- [WHAT IS EXPECTED] Spot each line in the records below where the word "this" occurs, then copy it.

(Figure collection entries)
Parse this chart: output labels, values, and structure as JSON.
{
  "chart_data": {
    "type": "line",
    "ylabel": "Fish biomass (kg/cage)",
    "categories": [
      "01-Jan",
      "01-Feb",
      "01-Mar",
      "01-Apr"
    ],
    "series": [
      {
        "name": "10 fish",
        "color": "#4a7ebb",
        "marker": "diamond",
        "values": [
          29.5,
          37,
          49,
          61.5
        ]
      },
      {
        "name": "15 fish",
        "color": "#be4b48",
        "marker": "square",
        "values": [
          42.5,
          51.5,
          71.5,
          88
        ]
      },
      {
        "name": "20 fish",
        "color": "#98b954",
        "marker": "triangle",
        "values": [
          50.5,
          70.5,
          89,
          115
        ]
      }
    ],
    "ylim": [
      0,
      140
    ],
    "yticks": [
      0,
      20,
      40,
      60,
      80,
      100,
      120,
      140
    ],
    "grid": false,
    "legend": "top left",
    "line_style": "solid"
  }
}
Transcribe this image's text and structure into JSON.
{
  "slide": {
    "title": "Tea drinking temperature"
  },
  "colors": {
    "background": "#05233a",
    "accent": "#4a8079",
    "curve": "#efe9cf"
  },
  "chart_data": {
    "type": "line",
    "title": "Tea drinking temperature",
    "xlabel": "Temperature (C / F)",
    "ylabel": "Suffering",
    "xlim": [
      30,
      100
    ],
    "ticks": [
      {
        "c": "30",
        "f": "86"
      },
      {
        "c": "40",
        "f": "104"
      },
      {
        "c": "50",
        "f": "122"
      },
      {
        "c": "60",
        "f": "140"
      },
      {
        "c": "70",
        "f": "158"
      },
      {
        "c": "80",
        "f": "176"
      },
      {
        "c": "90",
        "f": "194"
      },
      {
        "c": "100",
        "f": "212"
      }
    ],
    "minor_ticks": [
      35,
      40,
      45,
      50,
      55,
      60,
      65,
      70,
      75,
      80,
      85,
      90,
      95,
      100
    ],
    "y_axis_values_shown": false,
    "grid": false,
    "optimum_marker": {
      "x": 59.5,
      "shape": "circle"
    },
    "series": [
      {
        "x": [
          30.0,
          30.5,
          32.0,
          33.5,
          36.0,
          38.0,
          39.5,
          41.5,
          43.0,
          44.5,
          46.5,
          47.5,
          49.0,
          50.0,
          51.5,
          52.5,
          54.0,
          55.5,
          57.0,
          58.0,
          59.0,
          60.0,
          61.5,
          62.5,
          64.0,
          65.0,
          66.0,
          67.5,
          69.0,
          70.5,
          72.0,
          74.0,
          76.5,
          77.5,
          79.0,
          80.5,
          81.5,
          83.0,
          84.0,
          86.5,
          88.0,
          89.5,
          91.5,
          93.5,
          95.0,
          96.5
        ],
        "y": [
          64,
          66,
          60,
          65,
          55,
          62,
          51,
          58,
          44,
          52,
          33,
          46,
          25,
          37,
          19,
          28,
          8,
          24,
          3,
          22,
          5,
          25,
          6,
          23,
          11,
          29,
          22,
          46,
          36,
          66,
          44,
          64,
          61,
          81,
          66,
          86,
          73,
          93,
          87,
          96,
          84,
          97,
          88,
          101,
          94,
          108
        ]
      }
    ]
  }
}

- [CORRECT OUTPUT]
Parse this chart: output labels, values, and structure as JSON.
Transcribe this image's text and structure into JSON.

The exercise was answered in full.